» **Written instruction**:
Only the number is wanted: how many lines of these entries contain the word "ylabel"?

» **Supplied material**:
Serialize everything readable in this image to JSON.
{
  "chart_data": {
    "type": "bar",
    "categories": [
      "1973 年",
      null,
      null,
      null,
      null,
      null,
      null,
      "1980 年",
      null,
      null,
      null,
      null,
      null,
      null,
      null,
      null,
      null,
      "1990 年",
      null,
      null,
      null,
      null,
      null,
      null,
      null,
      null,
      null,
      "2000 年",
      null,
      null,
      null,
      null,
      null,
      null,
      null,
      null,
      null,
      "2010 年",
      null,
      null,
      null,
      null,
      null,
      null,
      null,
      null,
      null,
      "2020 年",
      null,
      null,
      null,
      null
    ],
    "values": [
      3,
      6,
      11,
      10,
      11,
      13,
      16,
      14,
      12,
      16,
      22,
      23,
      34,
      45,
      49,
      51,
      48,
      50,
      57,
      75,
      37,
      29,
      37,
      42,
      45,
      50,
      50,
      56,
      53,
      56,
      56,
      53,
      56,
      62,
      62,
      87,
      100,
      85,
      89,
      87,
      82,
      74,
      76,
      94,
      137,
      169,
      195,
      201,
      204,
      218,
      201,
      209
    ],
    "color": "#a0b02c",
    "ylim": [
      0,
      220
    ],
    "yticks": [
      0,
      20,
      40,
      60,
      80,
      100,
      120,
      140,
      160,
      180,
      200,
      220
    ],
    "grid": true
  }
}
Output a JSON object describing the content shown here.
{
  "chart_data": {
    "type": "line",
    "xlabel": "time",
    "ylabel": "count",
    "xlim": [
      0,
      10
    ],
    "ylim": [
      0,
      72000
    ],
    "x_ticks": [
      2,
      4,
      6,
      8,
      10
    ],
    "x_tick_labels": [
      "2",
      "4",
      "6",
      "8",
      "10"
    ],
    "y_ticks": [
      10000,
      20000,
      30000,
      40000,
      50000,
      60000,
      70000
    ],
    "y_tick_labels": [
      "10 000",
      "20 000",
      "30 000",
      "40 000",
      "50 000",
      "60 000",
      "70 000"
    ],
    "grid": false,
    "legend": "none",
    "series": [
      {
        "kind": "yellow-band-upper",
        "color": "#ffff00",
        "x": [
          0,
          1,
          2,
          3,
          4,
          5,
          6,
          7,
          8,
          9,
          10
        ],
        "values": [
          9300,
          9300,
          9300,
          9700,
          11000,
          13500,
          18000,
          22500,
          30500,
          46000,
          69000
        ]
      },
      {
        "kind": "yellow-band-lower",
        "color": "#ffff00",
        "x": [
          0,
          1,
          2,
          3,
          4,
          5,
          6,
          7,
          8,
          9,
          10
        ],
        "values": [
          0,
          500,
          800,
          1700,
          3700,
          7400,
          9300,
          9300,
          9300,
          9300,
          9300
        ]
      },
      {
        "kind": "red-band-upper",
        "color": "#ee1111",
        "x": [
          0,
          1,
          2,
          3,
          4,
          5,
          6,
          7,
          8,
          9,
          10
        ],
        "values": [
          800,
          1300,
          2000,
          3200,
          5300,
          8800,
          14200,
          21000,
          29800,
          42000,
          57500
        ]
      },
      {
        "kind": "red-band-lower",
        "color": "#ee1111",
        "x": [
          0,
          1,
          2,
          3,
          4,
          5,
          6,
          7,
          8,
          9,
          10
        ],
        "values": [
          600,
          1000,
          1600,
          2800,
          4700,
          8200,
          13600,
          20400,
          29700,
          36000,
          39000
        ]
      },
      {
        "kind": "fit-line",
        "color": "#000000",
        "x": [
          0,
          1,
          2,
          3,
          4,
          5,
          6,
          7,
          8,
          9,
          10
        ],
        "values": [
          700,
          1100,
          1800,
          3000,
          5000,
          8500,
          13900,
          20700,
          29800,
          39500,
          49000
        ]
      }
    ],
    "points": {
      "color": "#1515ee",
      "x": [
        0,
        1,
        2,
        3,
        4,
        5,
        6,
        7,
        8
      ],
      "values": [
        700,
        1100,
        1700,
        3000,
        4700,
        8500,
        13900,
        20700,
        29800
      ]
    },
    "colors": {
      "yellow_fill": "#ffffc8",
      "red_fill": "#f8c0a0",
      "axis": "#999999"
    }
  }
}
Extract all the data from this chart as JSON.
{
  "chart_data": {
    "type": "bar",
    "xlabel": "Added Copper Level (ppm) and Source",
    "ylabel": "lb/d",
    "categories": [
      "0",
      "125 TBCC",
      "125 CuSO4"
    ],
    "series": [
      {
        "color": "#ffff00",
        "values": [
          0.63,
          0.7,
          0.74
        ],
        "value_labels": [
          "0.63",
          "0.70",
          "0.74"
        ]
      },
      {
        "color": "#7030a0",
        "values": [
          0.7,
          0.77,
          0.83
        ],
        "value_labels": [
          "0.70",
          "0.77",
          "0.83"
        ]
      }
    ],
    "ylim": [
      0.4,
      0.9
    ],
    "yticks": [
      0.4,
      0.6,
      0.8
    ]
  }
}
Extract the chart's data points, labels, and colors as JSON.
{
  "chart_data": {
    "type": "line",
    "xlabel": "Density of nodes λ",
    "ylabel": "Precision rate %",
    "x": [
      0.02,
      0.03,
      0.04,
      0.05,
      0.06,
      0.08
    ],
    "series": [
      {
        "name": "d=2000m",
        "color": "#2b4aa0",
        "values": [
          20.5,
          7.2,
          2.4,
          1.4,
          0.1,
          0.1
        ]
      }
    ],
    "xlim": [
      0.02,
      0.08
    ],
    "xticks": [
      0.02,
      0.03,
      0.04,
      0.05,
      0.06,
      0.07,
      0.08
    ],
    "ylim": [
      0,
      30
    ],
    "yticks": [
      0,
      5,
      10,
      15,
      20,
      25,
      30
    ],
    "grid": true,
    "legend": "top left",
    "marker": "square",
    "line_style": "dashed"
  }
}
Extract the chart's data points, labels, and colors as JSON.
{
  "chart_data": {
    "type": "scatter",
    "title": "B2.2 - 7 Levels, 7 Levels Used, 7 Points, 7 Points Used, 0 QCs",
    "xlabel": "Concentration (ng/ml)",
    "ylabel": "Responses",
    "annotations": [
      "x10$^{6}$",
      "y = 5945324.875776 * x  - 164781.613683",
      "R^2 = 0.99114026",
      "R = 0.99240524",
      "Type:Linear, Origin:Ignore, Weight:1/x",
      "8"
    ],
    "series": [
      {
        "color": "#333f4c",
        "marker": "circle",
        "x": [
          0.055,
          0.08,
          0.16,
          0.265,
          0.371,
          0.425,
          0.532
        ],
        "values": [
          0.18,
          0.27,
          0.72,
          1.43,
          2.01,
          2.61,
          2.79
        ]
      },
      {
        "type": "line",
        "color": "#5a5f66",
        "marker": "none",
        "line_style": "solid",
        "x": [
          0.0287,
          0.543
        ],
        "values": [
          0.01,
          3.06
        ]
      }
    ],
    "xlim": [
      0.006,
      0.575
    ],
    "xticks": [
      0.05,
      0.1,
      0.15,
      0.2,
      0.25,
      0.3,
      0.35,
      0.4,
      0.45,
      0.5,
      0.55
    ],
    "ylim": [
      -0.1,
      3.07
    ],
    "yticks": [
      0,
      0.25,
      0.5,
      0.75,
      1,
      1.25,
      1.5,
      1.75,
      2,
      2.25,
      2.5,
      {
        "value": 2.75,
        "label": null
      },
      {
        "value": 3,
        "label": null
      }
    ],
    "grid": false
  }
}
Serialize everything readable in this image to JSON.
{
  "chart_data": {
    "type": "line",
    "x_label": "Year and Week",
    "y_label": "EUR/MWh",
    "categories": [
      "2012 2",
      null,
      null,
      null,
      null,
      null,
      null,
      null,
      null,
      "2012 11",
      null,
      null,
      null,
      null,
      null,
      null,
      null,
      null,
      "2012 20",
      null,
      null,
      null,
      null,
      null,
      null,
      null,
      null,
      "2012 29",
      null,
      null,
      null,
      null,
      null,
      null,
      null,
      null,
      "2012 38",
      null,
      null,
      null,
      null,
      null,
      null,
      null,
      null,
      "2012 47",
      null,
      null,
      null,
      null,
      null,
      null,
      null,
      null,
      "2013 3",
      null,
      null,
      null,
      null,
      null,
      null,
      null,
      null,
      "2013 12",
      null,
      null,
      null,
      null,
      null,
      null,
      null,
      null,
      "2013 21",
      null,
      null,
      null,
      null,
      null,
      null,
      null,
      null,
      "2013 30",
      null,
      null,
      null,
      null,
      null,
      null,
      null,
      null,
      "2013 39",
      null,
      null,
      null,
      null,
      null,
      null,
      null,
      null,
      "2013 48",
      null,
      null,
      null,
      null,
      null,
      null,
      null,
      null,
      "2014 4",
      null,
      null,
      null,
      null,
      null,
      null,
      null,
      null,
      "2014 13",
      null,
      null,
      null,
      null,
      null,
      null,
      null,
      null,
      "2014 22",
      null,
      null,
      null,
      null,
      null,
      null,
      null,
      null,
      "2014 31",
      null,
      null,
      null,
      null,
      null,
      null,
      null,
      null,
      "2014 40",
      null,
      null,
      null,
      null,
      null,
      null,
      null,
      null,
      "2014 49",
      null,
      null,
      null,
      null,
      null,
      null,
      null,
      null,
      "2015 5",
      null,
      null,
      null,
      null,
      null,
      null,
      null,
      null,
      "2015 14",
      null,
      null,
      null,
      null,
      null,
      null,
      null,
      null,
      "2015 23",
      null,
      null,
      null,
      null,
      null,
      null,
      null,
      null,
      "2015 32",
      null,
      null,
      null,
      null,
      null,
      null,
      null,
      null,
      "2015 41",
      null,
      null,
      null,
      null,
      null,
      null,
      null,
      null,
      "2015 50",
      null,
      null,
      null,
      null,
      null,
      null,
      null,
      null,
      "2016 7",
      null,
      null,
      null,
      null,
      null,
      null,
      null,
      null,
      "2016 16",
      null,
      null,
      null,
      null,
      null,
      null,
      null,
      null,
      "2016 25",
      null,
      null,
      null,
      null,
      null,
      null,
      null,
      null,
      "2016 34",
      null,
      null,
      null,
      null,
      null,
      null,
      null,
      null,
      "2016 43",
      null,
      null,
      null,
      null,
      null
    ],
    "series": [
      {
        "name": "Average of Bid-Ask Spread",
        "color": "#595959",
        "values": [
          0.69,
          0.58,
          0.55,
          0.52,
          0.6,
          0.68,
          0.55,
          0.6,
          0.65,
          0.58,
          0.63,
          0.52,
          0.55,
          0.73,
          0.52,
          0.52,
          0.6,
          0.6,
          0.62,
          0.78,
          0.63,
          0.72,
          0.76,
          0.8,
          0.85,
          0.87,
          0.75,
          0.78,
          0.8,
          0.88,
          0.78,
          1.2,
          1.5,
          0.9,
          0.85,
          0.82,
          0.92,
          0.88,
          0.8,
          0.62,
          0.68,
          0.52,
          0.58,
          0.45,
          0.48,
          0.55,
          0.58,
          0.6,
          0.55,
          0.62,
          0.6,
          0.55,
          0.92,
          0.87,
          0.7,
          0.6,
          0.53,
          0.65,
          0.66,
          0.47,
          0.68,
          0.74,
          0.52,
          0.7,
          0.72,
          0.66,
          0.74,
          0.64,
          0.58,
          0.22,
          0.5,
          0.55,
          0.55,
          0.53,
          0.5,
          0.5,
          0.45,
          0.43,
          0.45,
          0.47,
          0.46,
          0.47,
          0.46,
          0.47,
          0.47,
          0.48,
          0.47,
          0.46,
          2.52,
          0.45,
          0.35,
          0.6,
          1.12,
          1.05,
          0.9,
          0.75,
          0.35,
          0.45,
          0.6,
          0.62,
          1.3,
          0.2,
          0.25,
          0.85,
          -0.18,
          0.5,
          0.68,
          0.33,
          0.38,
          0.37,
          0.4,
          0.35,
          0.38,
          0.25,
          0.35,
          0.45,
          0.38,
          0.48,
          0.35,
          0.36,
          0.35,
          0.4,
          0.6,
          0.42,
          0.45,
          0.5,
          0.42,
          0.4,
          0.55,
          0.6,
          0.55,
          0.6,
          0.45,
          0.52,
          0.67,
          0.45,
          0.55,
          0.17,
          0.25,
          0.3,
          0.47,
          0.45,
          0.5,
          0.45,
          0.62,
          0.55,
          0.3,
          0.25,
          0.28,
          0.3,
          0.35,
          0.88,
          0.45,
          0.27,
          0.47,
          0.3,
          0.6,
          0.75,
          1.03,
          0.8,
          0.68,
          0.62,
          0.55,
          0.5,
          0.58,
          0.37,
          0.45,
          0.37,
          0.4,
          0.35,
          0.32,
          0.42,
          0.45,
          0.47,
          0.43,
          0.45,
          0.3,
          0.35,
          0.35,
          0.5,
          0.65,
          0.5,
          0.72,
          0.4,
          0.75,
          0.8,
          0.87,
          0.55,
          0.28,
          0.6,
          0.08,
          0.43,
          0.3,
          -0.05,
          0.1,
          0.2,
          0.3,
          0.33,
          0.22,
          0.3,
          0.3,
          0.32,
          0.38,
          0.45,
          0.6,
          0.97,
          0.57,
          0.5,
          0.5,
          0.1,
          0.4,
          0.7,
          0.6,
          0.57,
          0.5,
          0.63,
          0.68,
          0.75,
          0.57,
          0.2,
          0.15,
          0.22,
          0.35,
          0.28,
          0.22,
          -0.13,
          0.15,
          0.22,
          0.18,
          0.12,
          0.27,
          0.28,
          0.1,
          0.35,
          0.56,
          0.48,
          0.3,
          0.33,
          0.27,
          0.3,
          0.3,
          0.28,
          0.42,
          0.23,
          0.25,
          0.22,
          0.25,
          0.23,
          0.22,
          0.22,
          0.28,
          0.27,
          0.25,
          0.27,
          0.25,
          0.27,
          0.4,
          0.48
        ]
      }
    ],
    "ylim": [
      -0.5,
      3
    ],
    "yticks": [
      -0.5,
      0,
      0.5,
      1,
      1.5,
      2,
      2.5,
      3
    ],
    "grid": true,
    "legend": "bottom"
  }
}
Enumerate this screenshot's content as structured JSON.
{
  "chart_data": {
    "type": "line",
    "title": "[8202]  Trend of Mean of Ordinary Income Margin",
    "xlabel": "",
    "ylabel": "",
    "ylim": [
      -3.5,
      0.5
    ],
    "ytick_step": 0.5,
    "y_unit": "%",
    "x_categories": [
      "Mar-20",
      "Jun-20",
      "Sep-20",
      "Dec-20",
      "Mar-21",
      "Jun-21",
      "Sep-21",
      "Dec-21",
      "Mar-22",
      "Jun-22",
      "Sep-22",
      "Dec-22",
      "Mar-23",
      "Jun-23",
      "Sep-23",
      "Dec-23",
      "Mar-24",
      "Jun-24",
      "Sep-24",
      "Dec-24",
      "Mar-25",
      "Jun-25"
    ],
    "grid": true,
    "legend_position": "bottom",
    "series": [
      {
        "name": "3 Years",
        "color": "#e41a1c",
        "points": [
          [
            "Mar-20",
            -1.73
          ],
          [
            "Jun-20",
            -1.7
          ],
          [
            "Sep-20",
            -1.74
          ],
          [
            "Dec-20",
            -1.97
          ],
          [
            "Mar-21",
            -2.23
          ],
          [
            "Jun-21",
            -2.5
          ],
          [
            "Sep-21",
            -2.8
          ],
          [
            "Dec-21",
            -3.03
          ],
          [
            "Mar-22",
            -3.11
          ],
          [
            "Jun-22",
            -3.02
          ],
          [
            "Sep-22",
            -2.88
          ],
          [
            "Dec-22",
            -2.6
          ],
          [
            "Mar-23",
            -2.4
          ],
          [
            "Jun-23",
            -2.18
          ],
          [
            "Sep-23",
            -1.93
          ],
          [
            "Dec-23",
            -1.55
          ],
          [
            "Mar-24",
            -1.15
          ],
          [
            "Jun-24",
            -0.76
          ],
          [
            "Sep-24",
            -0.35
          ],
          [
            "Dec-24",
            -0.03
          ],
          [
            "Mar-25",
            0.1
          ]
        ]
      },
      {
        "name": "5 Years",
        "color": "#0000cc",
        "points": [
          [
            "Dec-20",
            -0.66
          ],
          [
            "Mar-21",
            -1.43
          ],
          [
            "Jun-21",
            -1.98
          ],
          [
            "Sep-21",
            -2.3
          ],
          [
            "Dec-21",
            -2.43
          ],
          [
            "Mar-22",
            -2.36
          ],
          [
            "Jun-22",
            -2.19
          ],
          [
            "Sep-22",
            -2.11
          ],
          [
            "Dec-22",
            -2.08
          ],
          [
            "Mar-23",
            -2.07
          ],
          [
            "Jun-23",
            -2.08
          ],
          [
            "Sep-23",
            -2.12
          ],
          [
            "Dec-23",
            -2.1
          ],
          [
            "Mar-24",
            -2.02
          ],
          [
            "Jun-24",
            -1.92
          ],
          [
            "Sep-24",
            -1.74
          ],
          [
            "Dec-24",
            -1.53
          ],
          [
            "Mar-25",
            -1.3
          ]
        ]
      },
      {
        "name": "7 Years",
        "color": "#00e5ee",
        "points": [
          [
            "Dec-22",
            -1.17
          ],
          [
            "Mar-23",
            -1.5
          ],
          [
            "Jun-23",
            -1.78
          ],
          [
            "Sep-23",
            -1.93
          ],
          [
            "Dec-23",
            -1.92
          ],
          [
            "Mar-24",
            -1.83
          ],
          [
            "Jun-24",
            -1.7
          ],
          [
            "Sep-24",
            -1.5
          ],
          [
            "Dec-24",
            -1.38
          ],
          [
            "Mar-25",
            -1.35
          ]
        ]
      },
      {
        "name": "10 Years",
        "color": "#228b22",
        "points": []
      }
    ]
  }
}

» **Written answer**:
5